### Short task
Reproduce every entry in the listing without alteration.

══════

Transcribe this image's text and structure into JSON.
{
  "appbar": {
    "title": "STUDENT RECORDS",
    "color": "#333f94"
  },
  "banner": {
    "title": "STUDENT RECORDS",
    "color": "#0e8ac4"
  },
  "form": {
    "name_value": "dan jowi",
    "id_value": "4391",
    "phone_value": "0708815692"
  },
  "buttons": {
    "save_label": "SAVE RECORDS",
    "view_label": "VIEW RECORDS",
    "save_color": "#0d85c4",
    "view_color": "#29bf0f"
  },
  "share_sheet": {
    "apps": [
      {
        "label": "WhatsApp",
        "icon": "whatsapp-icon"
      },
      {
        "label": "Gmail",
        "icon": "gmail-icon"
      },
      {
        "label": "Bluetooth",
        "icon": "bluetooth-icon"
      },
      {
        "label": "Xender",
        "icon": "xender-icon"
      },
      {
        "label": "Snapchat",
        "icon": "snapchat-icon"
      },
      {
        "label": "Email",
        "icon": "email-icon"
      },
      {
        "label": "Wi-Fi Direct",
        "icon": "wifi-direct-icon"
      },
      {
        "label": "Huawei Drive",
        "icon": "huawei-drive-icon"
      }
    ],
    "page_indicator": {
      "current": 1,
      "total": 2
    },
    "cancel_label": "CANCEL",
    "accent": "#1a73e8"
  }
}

══════

### Result
Transcribe this image's text and structure into JSON.
{
  "appbar": {
    "title": "STUDENT RECORDS",
    "color": "#333f94"
  },
  "banner": {
    "title": "STUDENT RECORDS",
    "color": "#0e8ac4"
  },
  "form": {
    "name_value": "dan jowi",
    "id_value": "4391",
    "phone_value": "0708815692"
  },
  "buttons": {
    "save_label": "SAVE RECORDS",
    "view_label": "VIEW RECORDS",
    "save_color": "#0d85c4",
    "view_color": "#29bf0f"
  },
  "share_sheet": {
    "apps": [
      {
        "label": "WhatsApp",
        "icon": "whatsapp-icon"
      },
      {
        "label": "Gmail",
        "icon": "gmail-icon"
      },
      {
        "label": "Bluetooth",
        "icon": "bluetooth-icon"
      },
      {
        "label": "Xender",
        "icon": "xender-icon"
      },
      {
        "label": "Snapchat",
        "icon": "snapchat-icon"
      },
      {
        "label": "Email",
        "icon": "email-icon"
      },
      {
        "label": "Wi-Fi Direct",
        "icon": "wifi-direct-icon"
      },
      {
        "label": "Huawei Drive",
        "icon": "huawei-drive-icon"
      }
    ],
    "page_indicator": {
      "current": 1,
      "total": 2
    },
    "cancel_label": "CANCEL",
    "accent": "#1a73e8"
  }
}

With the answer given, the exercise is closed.